Extracted material.

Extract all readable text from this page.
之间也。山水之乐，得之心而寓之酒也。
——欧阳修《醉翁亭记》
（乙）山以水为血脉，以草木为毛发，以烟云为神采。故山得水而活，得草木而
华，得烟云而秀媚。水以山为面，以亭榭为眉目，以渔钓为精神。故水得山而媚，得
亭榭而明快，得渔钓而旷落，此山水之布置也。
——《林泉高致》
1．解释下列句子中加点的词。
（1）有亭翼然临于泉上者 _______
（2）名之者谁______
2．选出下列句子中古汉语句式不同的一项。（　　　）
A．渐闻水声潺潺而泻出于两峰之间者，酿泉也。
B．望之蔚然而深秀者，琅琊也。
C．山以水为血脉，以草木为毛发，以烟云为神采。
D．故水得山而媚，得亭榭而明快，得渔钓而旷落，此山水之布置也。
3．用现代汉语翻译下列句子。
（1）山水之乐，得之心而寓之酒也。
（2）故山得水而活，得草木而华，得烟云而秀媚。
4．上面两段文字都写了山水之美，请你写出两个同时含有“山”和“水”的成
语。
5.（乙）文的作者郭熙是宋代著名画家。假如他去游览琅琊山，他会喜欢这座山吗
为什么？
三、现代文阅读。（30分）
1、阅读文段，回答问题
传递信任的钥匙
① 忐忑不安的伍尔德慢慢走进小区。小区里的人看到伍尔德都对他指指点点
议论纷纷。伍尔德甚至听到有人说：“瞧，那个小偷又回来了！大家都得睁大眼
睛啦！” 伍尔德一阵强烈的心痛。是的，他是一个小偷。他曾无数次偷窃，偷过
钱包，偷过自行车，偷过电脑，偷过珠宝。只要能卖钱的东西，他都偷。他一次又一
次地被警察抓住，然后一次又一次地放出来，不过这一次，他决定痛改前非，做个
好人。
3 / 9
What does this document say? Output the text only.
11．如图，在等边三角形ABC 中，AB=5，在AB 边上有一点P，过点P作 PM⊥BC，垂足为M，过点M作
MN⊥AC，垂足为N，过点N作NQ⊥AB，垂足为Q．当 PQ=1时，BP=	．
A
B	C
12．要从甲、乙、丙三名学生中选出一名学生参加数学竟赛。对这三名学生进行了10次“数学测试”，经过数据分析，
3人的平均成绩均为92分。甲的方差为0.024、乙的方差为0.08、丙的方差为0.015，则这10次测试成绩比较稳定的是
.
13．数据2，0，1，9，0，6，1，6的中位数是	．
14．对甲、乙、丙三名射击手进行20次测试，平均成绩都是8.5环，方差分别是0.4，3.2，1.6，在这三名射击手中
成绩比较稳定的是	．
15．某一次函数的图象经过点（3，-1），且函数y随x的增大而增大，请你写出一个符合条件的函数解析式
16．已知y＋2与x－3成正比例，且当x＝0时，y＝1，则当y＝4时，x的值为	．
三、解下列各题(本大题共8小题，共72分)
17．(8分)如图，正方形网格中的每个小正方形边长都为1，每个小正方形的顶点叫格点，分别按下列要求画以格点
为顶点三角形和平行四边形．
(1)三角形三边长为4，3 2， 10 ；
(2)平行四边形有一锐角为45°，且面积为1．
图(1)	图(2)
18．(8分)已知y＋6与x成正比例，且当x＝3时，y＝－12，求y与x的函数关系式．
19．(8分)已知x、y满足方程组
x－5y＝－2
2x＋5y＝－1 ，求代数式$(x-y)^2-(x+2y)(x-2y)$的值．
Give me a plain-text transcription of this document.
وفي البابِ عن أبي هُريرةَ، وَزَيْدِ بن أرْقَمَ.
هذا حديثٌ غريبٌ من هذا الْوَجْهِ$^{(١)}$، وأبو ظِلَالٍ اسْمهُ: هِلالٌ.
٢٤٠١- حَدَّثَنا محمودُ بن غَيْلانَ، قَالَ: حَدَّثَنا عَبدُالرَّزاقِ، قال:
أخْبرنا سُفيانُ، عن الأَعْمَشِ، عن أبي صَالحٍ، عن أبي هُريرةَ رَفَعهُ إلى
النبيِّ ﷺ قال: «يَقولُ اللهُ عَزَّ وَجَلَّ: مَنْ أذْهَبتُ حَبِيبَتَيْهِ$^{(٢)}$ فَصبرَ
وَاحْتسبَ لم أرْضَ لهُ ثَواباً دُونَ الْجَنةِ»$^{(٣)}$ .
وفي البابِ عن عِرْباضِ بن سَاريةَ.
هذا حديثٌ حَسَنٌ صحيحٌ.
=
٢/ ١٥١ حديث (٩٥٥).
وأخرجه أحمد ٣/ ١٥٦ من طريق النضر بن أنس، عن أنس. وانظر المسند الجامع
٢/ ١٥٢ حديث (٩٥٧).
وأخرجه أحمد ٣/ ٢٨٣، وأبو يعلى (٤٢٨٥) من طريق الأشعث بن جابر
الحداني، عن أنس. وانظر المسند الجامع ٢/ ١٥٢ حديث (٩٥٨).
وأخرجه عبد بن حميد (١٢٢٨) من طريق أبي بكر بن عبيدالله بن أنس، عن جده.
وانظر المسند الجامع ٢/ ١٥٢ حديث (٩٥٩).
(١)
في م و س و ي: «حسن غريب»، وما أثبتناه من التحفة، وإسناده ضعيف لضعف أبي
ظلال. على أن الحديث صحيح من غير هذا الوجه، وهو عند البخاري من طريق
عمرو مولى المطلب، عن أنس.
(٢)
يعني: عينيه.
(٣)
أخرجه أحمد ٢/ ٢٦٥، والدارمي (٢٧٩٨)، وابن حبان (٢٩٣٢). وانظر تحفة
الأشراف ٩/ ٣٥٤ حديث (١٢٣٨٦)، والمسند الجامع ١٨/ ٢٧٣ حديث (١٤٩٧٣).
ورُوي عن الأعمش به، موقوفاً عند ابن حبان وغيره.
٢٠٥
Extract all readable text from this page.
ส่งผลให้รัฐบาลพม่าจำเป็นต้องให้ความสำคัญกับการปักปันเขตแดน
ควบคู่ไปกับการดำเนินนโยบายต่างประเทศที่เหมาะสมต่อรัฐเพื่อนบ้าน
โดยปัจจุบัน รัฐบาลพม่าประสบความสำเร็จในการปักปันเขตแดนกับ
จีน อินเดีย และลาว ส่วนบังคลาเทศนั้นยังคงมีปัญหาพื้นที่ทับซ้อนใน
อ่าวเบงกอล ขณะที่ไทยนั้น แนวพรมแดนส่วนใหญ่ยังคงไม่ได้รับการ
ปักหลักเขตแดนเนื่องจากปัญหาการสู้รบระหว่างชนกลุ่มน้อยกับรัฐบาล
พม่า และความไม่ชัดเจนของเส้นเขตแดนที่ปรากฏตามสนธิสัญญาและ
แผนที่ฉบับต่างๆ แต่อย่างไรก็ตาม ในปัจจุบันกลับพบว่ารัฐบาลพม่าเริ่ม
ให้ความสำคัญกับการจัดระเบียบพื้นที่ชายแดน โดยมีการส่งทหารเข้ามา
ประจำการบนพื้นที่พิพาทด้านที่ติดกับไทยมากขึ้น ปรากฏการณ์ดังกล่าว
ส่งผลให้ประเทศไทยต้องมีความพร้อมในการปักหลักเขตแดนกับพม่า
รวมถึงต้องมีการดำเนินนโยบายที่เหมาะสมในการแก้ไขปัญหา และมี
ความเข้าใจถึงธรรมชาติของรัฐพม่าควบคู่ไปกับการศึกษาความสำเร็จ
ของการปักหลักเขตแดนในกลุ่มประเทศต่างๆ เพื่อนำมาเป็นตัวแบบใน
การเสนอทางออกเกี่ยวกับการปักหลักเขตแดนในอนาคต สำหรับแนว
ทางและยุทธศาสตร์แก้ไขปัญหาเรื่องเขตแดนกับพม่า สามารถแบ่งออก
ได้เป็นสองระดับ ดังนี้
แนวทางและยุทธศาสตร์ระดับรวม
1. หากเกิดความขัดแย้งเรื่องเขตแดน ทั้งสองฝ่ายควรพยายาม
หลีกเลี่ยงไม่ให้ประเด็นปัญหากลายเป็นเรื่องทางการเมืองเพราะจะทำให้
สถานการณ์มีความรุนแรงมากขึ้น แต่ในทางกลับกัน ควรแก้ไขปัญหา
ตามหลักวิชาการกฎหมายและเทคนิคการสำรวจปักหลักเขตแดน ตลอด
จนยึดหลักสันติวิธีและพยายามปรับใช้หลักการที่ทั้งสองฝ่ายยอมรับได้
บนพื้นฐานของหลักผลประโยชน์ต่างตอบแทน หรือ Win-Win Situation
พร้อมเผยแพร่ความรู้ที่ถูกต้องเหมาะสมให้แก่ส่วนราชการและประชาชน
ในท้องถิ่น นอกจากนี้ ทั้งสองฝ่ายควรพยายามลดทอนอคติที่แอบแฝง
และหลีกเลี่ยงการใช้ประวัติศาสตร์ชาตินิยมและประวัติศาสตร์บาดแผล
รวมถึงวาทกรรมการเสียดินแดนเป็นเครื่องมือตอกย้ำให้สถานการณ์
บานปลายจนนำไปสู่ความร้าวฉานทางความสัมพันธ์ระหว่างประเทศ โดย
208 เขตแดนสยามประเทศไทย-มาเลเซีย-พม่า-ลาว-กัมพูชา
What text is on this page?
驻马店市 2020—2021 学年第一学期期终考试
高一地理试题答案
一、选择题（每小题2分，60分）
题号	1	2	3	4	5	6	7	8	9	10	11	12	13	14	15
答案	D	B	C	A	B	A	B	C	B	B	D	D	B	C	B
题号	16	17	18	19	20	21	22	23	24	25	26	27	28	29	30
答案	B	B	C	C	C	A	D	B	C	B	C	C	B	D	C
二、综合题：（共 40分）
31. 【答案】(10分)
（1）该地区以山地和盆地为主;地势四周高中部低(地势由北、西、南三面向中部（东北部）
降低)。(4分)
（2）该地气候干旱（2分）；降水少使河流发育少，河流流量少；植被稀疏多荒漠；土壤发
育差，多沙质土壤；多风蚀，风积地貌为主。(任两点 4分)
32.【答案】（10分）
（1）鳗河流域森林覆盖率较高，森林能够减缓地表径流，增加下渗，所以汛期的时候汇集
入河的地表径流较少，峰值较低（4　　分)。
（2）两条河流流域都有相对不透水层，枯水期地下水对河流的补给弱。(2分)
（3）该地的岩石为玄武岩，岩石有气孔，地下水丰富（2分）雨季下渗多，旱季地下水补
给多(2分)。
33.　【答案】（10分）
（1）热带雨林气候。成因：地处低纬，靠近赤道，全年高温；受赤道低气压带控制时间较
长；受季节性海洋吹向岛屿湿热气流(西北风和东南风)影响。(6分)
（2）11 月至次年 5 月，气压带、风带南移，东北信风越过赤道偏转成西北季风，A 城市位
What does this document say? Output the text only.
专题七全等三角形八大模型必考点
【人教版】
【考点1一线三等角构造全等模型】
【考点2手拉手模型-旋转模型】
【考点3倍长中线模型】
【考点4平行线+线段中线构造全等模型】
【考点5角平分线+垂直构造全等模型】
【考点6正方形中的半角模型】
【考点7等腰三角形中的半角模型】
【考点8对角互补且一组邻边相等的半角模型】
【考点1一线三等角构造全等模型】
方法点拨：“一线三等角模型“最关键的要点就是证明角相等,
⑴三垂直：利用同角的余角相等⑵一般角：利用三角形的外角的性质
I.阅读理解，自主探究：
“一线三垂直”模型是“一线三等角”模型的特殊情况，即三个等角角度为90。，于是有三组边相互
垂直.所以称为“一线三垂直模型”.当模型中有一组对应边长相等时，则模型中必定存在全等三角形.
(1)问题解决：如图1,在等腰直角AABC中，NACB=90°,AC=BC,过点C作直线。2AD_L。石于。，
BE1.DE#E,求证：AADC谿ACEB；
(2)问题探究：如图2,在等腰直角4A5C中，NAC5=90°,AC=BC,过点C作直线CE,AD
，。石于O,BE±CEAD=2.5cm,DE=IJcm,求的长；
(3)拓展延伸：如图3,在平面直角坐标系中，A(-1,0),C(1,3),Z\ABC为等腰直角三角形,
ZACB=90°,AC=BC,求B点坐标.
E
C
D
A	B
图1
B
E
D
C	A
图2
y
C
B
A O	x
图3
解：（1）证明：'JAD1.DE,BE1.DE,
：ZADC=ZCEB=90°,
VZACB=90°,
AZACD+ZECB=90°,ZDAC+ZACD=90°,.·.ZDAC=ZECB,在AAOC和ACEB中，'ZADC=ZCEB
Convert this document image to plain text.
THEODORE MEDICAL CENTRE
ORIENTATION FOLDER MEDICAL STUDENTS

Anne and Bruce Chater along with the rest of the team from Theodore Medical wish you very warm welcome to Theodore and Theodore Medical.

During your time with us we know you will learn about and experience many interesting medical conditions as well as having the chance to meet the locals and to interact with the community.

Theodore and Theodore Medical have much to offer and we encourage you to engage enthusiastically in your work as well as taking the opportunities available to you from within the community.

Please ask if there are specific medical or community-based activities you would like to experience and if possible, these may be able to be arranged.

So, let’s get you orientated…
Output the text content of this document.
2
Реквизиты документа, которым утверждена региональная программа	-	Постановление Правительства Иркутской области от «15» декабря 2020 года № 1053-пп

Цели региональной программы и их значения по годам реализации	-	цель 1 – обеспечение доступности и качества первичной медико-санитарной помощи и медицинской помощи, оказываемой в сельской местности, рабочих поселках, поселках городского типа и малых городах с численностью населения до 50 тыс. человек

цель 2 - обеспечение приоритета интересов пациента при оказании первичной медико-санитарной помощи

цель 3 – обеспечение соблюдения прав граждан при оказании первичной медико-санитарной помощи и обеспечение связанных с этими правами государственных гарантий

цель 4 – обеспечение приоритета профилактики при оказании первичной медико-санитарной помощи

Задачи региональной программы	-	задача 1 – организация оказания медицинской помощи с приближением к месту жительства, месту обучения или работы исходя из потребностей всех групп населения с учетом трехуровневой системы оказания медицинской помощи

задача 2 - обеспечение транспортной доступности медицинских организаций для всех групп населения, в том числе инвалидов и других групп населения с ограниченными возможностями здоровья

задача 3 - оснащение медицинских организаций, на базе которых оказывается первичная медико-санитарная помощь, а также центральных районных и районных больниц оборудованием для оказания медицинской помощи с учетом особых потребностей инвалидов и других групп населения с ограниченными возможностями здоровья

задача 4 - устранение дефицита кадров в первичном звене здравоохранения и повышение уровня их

The task. Track down the lines that include the word "организаций" and copy them.

Full solution.
задача 2 - обеспечение транспортной доступности медицинских организаций для всех групп населения, в том числе инвалидов и других групп населения с ограниченными возможностями здоровья
задача 3 - оснащение медицинских организаций, на базе которых оказывается первичная медико-санитарная помощь, а также центральных районных и районных больниц оборудованием для оказания медицинской помощи с учетом особых потребностей инвалидов и других групп населения с ограниченными возможностями здоровья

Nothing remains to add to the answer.